**What to produce**
Every entry that follows should be output exactly, and every image in it left out.

**Study material**
______________________________

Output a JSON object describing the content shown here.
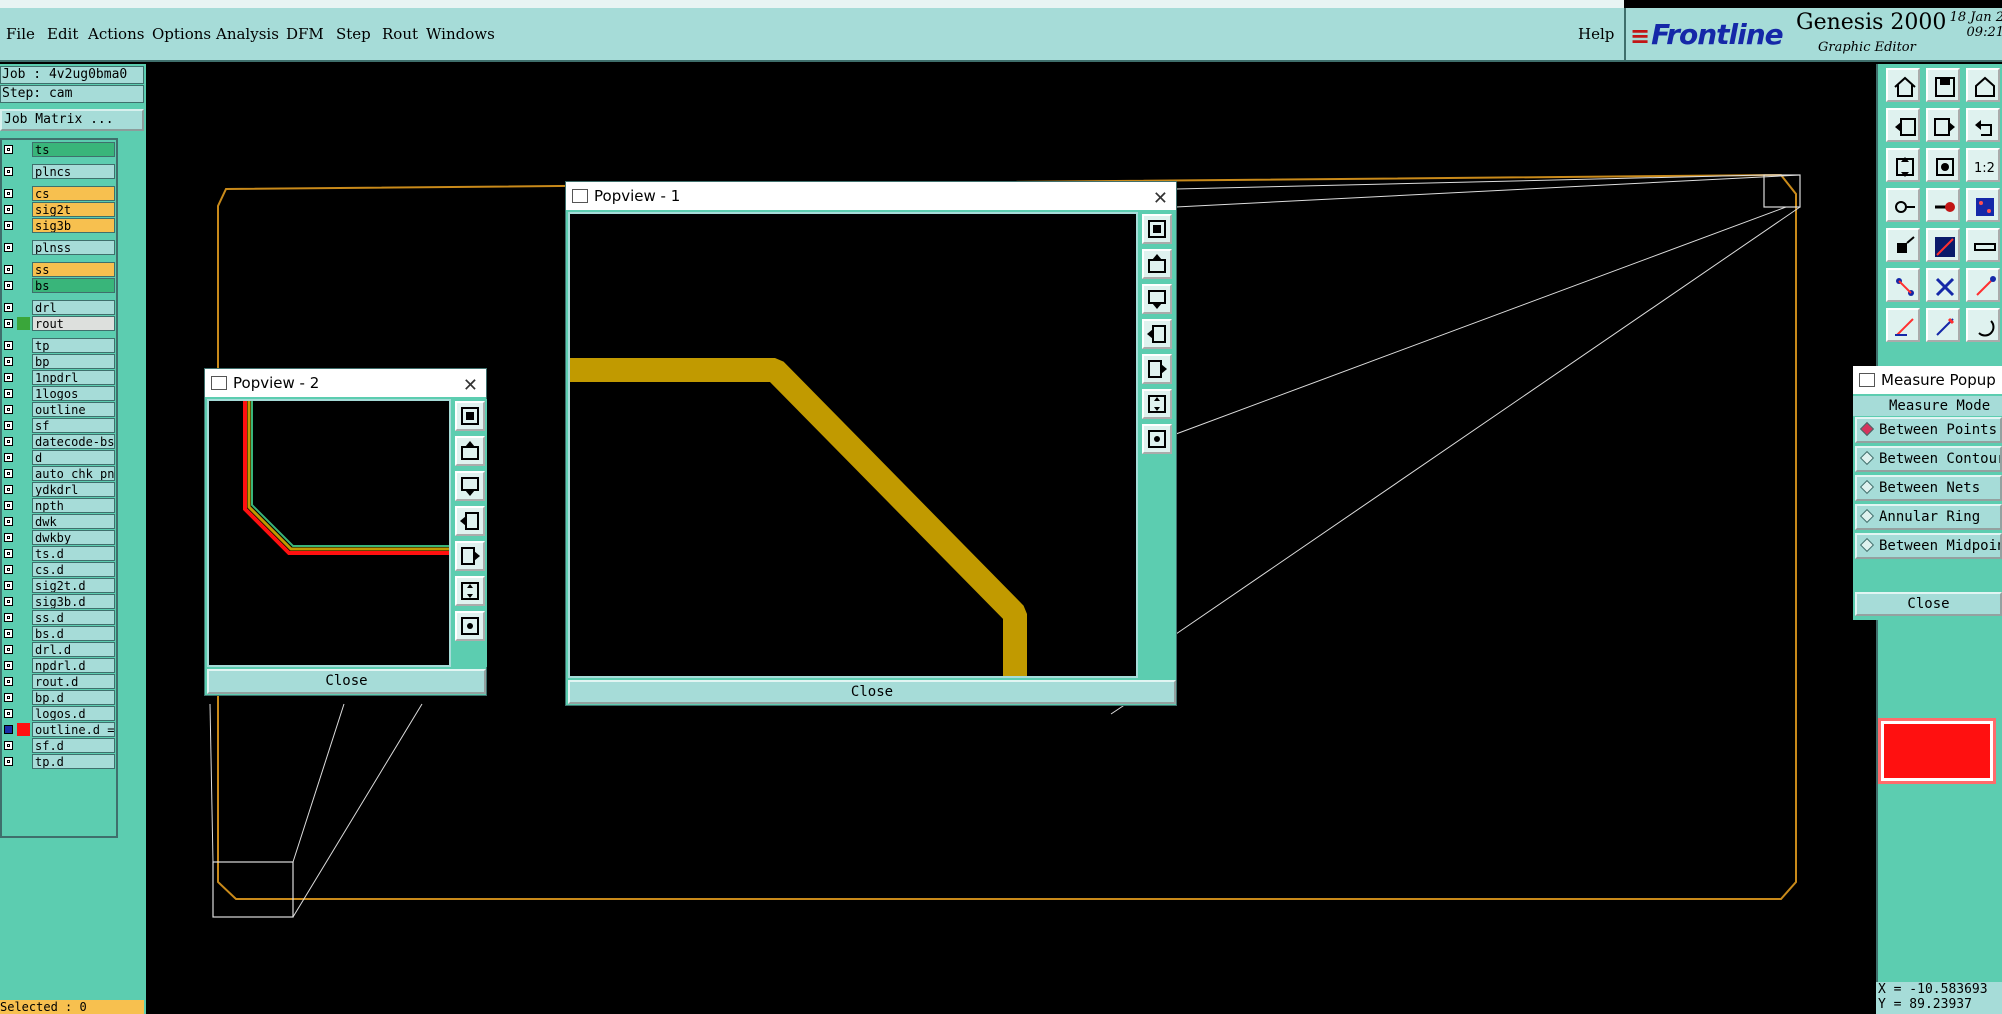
{
  "menu": {
    "items": [
      "File",
      "Edit",
      "Actions",
      "Options",
      "Analysis",
      "DFM",
      "Step",
      "Rout",
      "Windows"
    ],
    "help": "Help"
  },
  "brand": {
    "logo": "Frontline",
    "product": "Genesis 2000",
    "subtitle": "Graphic Editor",
    "date": "18 Jan 2",
    "time": "09:21"
  },
  "job": {
    "job_label": "Job : 4v2ug0bma0",
    "step_label": "Step: cam",
    "matrix_button": "Job Matrix ..."
  },
  "layers": [
    {
      "name": "ts",
      "color": "#39b57a",
      "swatch": "",
      "group": 0
    },
    {
      "name": "plncs",
      "color": "#a6dcd8",
      "swatch": "",
      "group": 1
    },
    {
      "name": "cs",
      "color": "#f7c04f",
      "swatch": "",
      "group": 2
    },
    {
      "name": "sig2t",
      "color": "#f7c04f",
      "swatch": "",
      "group": 2
    },
    {
      "name": "sig3b",
      "color": "#f7c04f",
      "swatch": "",
      "group": 2
    },
    {
      "name": "plnss",
      "color": "#a6dcd8",
      "swatch": "",
      "group": 3
    },
    {
      "name": "ss",
      "color": "#f7c04f",
      "swatch": "",
      "group": 4
    },
    {
      "name": "bs",
      "color": "#39b57a",
      "swatch": "",
      "group": 4
    },
    {
      "name": "drl",
      "color": "#a6dcd8",
      "swatch": "",
      "group": 5
    },
    {
      "name": "rout",
      "color": "#dde0dd",
      "swatch": "#3aa63a",
      "group": 5
    },
    {
      "name": "tp",
      "color": "#a6dcd8",
      "swatch": "",
      "group": 6
    },
    {
      "name": "bp",
      "color": "#a6dcd8",
      "swatch": "",
      "group": 6
    },
    {
      "name": "1npdrl",
      "color": "#a6dcd8",
      "swatch": "",
      "group": 6
    },
    {
      "name": "1logos",
      "color": "#a6dcd8",
      "swatch": "",
      "group": 6
    },
    {
      "name": "outline",
      "color": "#a6dcd8",
      "swatch": "",
      "group": 6
    },
    {
      "name": "sf",
      "color": "#a6dcd8",
      "swatch": "",
      "group": 6
    },
    {
      "name": "datecode-bs",
      "color": "#a6dcd8",
      "swatch": "",
      "group": 6
    },
    {
      "name": "d",
      "color": "#a6dcd8",
      "swatch": "",
      "group": 6
    },
    {
      "name": "auto_chk_pn",
      "color": "#a6dcd8",
      "swatch": "",
      "group": 6
    },
    {
      "name": "ydkdrl",
      "color": "#a6dcd8",
      "swatch": "",
      "group": 6
    },
    {
      "name": "npth",
      "color": "#a6dcd8",
      "swatch": "",
      "group": 6
    },
    {
      "name": "dwk",
      "color": "#a6dcd8",
      "swatch": "",
      "group": 6
    },
    {
      "name": "dwkby",
      "color": "#a6dcd8",
      "swatch": "",
      "group": 6
    },
    {
      "name": "ts.d",
      "color": "#a6dcd8",
      "swatch": "",
      "group": 6
    },
    {
      "name": "cs.d",
      "color": "#a6dcd8",
      "swatch": "",
      "group": 6
    },
    {
      "name": "sig2t.d",
      "color": "#a6dcd8",
      "swatch": "",
      "group": 6
    },
    {
      "name": "sig3b.d",
      "color": "#a6dcd8",
      "swatch": "",
      "group": 6
    },
    {
      "name": "ss.d",
      "color": "#a6dcd8",
      "swatch": "",
      "group": 6
    },
    {
      "name": "bs.d",
      "color": "#a6dcd8",
      "swatch": "",
      "group": 6
    },
    {
      "name": "drl.d",
      "color": "#a6dcd8",
      "swatch": "",
      "group": 6
    },
    {
      "name": "npdrl.d",
      "color": "#a6dcd8",
      "swatch": "",
      "group": 6
    },
    {
      "name": "rout.d",
      "color": "#a6dcd8",
      "swatch": "",
      "group": 6
    },
    {
      "name": "bp.d",
      "color": "#a6dcd8",
      "swatch": "",
      "group": 6
    },
    {
      "name": "logos.d",
      "color": "#a6dcd8",
      "swatch": "",
      "group": 6
    },
    {
      "name": "outline.d =",
      "color": "#a6dcd8",
      "swatch": "#ff1010",
      "group": 6,
      "active": true
    },
    {
      "name": "sf.d",
      "color": "#a6dcd8",
      "swatch": "",
      "group": 6
    },
    {
      "name": "tp.d",
      "color": "#a6dcd8",
      "swatch": "",
      "group": 6
    }
  ],
  "status": {
    "selected": "Selected : 0",
    "x": "X = -10.583693",
    "y": "Y = 89.23937"
  },
  "popview1": {
    "title": "Popview - 1",
    "close": "Close"
  },
  "popview2": {
    "title": "Popview - 2",
    "close": "Close"
  },
  "measure": {
    "title": "Measure Popup",
    "mode_label": "Measure Mode",
    "options": [
      "Between Points",
      "Between Contours",
      "Between Nets",
      "Annular Ring",
      "Between Midpoints"
    ],
    "selected_index": 0,
    "close": "Close"
  },
  "colors": {
    "trace": "#c19a00",
    "outline": "#c98a1a",
    "panel": "#5ccdb0",
    "menu": "#a6dcd8"
  }
}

______________________________

**Your solution**
Output a JSON object describing the content shown here.
{
  "menu": {
    "items": [
      "File",
      "Edit",
      "Actions",
      "Options",
      "Analysis",
      "DFM",
      "Step",
      "Rout",
      "Windows"
    ],
    "help": "Help"
  },
  "brand": {
    "logo": "Frontline",
    "product": "Genesis 2000",
    "subtitle": "Graphic Editor",
    "date": "18 Jan 2",
    "time": "09:21"
  },
  "job": {
    "job_label": "Job : 4v2ug0bma0",
    "step_label": "Step: cam",
    "matrix_button": "Job Matrix ..."
  },
  "layers": [
    {
      "name": "ts",
      "color": "#39b57a",
      "swatch": "",
      "group": 0
    },
    {
      "name": "plncs",
      "color": "#a6dcd8",
      "swatch": "",
      "group": 1
    },
    {
      "name": "cs",
      "color": "#f7c04f",
      "swatch": "",
      "group": 2
    },
    {
      "name": "sig2t",
      "color": "#f7c04f",
      "swatch": "",
      "group": 2
    },
    {
      "name": "sig3b",
      "color": "#f7c04f",
      "swatch": "",
      "group": 2
    },
    {
      "name": "plnss",
      "color": "#a6dcd8",
      "swatch": "",
      "group": 3
    },
    {
      "name": "ss",
      "color": "#f7c04f",
      "swatch": "",
      "group": 4
    },
    {
      "name": "bs",
      "color": "#39b57a",
      "swatch": "",
      "group": 4
    },
    {
      "name": "drl",
      "color": "#a6dcd8",
      "swatch": "",
      "group": 5
    },
    {
      "name": "rout",
      "color": "#dde0dd",
      "swatch": "#3aa63a",
      "group": 5
    },
    {
      "name": "tp",
      "color": "#a6dcd8",
      "swatch": "",
      "group": 6
    },
    {
      "name": "bp",
      "color": "#a6dcd8",
      "swatch": "",
      "group": 6
    },
    {
      "name": "1npdrl",
      "color": "#a6dcd8",
      "swatch": "",
      "group": 6
    },
    {
      "name": "1logos",
      "color": "#a6dcd8",
      "swatch": "",
      "group": 6
    },
    {
      "name": "outline",
      "color": "#a6dcd8",
      "swatch": "",
      "group": 6
    },
    {
      "name": "sf",
      "color": "#a6dcd8",
      "swatch": "",
      "group": 6
    },
    {
      "name": "datecode-bs",
      "color": "#a6dcd8",
      "swatch": "",
      "group": 6
    },
    {
      "name": "d",
      "color": "#a6dcd8",
      "swatch": "",
      "group": 6
    },
    {
      "name": "auto_chk_pn",
      "color": "#a6dcd8",
      "swatch": "",
      "group": 6
    },
    {
      "name": "ydkdrl",
      "color": "#a6dcd8",
      "swatch": "",
      "group": 6
    },
    {
      "name": "npth",
      "color": "#a6dcd8",
      "swatch": "",
      "group": 6
    },
    {
      "name": "dwk",
      "color": "#a6dcd8",
      "swatch": "",
      "group": 6
    },
    {
      "name": "dwkby",
      "color": "#a6dcd8",
      "swatch": "",
      "group": 6
    },
    {
      "name": "ts.d",
      "color": "#a6dcd8",
      "swatch": "",
      "group": 6
    },
    {
      "name": "cs.d",
      "color": "#a6dcd8",
      "swatch": "",
      "group": 6
    },
    {
      "name": "sig2t.d",
      "color": "#a6dcd8",
      "swatch": "",
      "group": 6
    },
    {
      "name": "sig3b.d",
      "color": "#a6dcd8",
      "swatch": "",
      "group": 6
    },
    {
      "name": "ss.d",
      "color": "#a6dcd8",
      "swatch": "",
      "group": 6
    },
    {
      "name": "bs.d",
      "color": "#a6dcd8",
      "swatch": "",
      "group": 6
    },
    {
      "name": "drl.d",
      "color": "#a6dcd8",
      "swatch": "",
      "group": 6
    },
    {
      "name": "npdrl.d",
      "color": "#a6dcd8",
      "swatch": "",
      "group": 6
    },
    {
      "name": "rout.d",
      "color": "#a6dcd8",
      "swatch": "",
      "group": 6
    },
    {
      "name": "bp.d",
      "color": "#a6dcd8",
      "swatch": "",
      "group": 6
    },
    {
      "name": "logos.d",
      "color": "#a6dcd8",
      "swatch": "",
      "group": 6
    },
    {
      "name": "outline.d =",
      "color": "#a6dcd8",
      "swatch": "#ff1010",
      "group": 6,
      "active": true
    },
    {
      "name": "sf.d",
      "color": "#a6dcd8",
      "swatch": "",
      "group": 6
    },
    {
      "name": "tp.d",
      "color": "#a6dcd8",
      "swatch": "",
      "group": 6
    }
  ],
  "status": {
    "selected": "Selected : 0",
    "x": "X = -10.583693",
    "y": "Y = 89.23937"
  },
  "popview1": {
    "title": "Popview - 1",
    "close": "Close"
  },
  "popview2": {
    "title": "Popview - 2",
    "close": "Close"
  },
  "measure": {
    "title": "Measure Popup",
    "mode_label": "Measure Mode",
    "options": [
      "Between Points",
      "Between Contours",
      "Between Nets",
      "Annular Ring",
      "Between Midpoints"
    ],
    "selected_index": 0,
    "close": "Close"
  },
  "colors": {
    "trace": "#c19a00",
    "outline": "#c98a1a",
    "panel": "#5ccdb0",
    "menu": "#a6dcd8"
  }
}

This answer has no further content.